(Raw records)

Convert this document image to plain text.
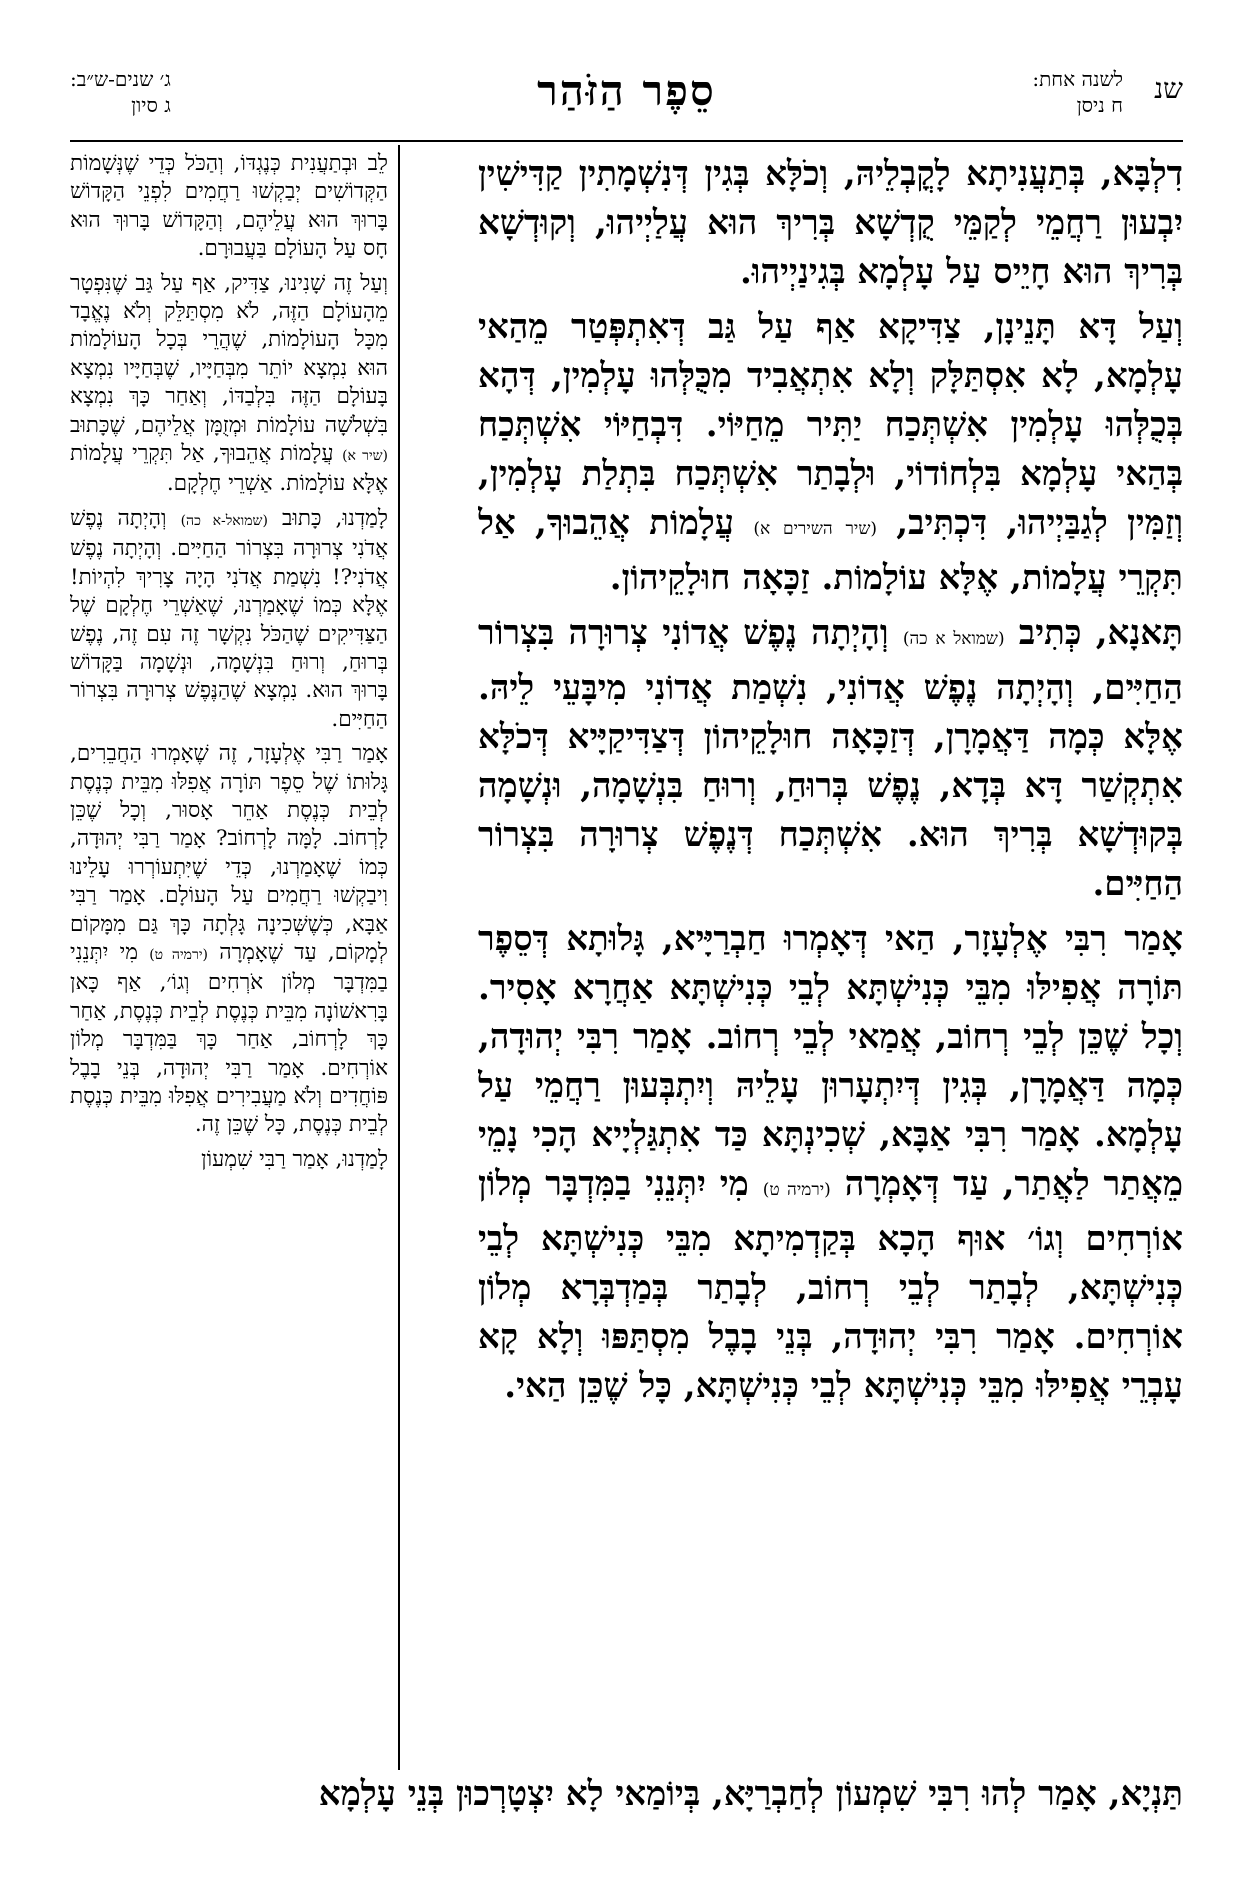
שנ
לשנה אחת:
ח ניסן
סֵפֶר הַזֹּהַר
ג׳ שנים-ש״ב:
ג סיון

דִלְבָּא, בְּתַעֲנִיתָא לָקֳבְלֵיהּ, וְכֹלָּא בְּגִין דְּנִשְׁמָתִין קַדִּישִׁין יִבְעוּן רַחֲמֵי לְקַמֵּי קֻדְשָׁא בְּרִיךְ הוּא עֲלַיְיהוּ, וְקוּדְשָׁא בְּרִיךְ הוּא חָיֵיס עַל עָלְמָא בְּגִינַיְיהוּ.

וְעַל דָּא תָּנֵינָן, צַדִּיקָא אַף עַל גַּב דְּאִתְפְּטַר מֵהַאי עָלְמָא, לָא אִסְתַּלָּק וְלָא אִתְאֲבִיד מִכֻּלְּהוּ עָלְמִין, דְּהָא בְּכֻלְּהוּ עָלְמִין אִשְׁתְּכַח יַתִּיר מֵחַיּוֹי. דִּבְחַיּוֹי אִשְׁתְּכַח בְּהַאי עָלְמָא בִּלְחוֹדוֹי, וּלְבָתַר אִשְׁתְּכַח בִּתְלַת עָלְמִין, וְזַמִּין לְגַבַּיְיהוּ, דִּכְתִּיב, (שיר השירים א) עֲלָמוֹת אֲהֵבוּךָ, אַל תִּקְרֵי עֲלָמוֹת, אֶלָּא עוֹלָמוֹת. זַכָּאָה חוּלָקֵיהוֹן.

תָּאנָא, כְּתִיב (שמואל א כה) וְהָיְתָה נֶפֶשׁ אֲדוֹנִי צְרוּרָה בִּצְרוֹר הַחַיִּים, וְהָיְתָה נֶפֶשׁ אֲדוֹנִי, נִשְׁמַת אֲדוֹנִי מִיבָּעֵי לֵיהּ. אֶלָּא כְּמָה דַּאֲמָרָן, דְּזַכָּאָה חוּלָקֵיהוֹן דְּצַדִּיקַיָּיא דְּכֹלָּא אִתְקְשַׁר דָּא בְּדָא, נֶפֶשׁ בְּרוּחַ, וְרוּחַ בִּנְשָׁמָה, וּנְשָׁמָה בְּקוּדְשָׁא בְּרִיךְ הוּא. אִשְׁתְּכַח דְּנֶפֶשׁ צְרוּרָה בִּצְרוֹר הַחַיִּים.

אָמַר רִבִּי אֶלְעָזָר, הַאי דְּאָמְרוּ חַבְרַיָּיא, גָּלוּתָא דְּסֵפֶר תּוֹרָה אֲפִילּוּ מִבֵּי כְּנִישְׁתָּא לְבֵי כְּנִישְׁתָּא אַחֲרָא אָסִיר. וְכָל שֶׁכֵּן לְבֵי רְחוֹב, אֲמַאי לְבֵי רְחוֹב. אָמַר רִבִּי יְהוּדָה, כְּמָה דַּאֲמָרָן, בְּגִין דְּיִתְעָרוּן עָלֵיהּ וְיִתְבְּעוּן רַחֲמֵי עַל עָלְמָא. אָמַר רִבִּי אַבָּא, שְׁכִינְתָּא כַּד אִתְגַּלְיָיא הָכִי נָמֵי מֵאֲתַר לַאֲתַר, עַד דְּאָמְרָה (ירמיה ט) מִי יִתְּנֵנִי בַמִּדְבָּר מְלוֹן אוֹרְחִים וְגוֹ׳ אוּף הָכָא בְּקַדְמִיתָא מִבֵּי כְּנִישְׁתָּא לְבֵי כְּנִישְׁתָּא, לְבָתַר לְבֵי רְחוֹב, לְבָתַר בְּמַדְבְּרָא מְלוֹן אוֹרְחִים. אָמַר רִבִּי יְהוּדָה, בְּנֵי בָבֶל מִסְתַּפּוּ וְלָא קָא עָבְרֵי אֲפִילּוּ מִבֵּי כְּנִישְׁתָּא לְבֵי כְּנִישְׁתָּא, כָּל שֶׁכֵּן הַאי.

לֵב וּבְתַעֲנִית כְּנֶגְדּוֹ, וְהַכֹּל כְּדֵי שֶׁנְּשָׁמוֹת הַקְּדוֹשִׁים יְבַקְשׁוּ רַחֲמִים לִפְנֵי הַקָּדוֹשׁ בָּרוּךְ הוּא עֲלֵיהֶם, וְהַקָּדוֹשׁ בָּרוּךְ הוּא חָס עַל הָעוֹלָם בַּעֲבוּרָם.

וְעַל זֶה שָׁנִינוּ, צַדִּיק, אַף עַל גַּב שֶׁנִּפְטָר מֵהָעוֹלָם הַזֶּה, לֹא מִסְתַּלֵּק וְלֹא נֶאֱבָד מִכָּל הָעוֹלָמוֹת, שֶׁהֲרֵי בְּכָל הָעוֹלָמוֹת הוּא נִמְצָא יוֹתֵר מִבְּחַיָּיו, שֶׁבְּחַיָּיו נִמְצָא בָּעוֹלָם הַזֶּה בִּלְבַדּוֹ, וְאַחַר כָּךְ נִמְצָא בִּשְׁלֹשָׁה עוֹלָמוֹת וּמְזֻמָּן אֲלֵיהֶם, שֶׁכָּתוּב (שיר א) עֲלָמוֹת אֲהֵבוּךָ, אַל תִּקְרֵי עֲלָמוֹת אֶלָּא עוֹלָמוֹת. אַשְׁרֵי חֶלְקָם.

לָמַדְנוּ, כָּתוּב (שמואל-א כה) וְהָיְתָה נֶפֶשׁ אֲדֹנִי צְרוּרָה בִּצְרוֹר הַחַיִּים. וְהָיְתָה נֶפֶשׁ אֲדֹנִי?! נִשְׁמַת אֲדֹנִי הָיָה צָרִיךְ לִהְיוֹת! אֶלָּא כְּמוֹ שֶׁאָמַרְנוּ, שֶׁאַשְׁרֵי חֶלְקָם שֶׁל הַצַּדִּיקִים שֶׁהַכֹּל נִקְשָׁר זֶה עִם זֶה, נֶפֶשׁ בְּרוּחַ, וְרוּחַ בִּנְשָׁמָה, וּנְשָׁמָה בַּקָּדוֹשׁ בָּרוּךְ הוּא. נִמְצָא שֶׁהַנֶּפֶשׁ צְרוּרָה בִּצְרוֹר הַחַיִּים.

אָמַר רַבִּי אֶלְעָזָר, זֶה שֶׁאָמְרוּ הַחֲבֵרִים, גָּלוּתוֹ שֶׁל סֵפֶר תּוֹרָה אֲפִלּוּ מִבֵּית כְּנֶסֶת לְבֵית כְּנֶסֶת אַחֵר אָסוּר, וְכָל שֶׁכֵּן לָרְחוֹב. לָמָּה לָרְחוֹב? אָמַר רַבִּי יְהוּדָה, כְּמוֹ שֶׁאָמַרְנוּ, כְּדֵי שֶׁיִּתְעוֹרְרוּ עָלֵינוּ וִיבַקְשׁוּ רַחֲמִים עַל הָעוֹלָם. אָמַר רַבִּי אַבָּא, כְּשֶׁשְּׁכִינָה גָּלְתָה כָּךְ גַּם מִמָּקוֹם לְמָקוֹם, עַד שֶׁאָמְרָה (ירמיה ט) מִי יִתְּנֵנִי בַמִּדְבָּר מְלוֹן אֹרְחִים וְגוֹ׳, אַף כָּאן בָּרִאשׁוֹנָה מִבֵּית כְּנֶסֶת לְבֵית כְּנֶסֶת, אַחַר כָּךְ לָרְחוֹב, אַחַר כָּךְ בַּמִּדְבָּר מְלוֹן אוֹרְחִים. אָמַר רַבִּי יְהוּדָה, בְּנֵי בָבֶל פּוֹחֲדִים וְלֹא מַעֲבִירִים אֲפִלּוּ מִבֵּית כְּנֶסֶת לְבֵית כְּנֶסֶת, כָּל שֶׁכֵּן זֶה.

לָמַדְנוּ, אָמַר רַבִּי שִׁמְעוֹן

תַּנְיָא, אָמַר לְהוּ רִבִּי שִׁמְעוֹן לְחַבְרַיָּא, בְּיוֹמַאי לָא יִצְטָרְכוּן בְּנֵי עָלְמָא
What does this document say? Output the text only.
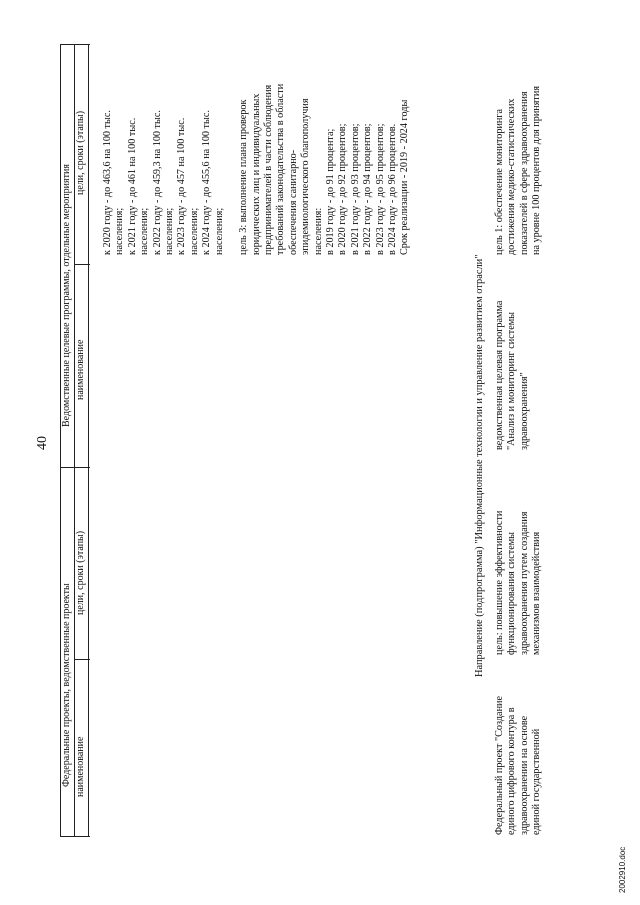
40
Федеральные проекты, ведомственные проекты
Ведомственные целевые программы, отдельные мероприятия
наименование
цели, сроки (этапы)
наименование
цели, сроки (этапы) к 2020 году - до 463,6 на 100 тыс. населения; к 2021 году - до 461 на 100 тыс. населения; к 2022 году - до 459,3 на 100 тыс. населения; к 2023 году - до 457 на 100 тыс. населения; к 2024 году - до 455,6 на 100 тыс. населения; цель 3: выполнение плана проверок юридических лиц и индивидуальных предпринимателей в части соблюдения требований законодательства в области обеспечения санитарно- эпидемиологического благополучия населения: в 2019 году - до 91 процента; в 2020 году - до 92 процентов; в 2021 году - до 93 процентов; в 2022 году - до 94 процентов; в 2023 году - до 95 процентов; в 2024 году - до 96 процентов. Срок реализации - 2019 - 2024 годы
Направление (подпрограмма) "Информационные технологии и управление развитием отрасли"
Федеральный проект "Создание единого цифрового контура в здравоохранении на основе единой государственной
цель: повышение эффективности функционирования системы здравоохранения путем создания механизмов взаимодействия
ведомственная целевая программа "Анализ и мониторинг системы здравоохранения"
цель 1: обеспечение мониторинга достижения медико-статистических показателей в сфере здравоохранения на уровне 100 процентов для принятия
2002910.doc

_REQUIREMENTS_
Look for the word "this" and return every line where it occurs.

_ANSWER TO THE EXERCISE_
Convert this document image to plain text.
What does this document say? Output the text only.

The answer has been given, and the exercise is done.